## Page extract
▬▬▬

A processing element, such as a processor and a controller, is integrated into the main board. The processor may be an audio processing chip.
The external output/input device may include a display component (e.g., a display screen), a sound playback component (e.g., a speaker), a sound collection component (e.g., a microphone), various buttons, etc. The sound collection component may be a microphone array.
The memory stores program code and data.
The external interface may include an earphone interface, a charging interface, a data interface, and the like.
The touch control system may be integrated in the display component or the buttons of the external output/input device, and the touch control system is configured to detect touch operations performed by a user on the display component or the buttons.
The power supply is configured to supply power to other components in the terminal.
In the embodiments of this application, the processor in the main board may execute or call the program code and data stored in the memory to obtain an audio processing output, perform speech recognition on the audio processing output to obtain a speech recognition result, play the generated speech recognition result through the external output/input device, or, respond to a user instruction in the speech recognition result according to the speech recognition result. When an audio content is played, a button, another operation or the like performed when a user intersects with the touch control system may be detected through the touch control system.

▬▬▬

## Directive A
Copy the layout region records word for word, from the first line of the records through the line with "ammeter A xyxy=(141,50,180,89)", including both of those lines.

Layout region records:
▬▬▬

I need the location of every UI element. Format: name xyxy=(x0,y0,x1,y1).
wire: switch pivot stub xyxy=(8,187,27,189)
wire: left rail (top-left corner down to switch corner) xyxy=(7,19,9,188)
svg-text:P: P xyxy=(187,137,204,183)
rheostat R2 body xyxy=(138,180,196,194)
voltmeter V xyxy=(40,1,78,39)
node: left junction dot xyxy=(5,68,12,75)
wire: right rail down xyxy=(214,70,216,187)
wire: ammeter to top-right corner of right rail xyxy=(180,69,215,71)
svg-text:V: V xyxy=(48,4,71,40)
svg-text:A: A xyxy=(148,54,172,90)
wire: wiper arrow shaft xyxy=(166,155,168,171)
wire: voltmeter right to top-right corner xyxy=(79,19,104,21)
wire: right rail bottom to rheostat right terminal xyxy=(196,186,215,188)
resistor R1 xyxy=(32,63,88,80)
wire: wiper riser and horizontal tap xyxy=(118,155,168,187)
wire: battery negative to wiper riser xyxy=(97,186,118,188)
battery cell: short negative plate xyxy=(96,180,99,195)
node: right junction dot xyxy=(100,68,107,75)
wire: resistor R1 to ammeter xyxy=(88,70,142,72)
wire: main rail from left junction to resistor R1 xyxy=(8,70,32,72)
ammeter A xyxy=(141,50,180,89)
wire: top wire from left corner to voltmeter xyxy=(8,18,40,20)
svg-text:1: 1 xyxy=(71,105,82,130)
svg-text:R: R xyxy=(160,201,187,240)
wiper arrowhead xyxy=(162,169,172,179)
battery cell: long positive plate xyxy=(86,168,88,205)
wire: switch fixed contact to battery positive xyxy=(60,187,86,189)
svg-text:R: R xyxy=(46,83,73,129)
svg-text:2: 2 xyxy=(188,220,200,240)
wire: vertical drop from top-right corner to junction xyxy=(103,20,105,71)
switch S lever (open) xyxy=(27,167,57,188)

▬▬▬

## Directive B
According to the page extract, what may the sound collection component be?

## Full response A
I need the location of every UI element. Format: name xyxy=(x0,y0,x1,y1).
wire: switch pivot stub xyxy=(8,187,27,189)
wire: left rail (top-left corner down to switch corner) xyxy=(7,19,9,188)
svg-text:P: P xyxy=(187,137,204,183)
rheostat R2 body xyxy=(138,180,196,194)
voltmeter V xyxy=(40,1,78,39)
node: left junction dot xyxy=(5,68,12,75)
wire: right rail down xyxy=(214,70,216,187)
wire: ammeter to top-right corner of right rail xyxy=(180,69,215,71)
svg-text:V: V xyxy=(48,4,71,40)
svg-text:A: A xyxy=(148,54,172,90)
wire: wiper arrow shaft xyxy=(166,155,168,171)
wire: voltmeter right to top-right corner xyxy=(79,19,104,21)
wire: right rail bottom to rheostat right terminal xyxy=(196,186,215,188)
resistor R1 xyxy=(32,63,88,80)
wire: wiper riser and horizontal tap xyxy=(118,155,168,187)
wire: battery negative to wiper riser xyxy=(97,186,118,188)
battery cell: short negative plate xyxy=(96,180,99,195)
node: right junction dot xyxy=(100,68,107,75)
wire: resistor R1 to ammeter xyxy=(88,70,142,72)
wire: main rail from left junction to resistor R1 xyxy=(8,70,32,72)
ammeter A xyxy=(141,50,180,89)

## Full response B
A microphone array.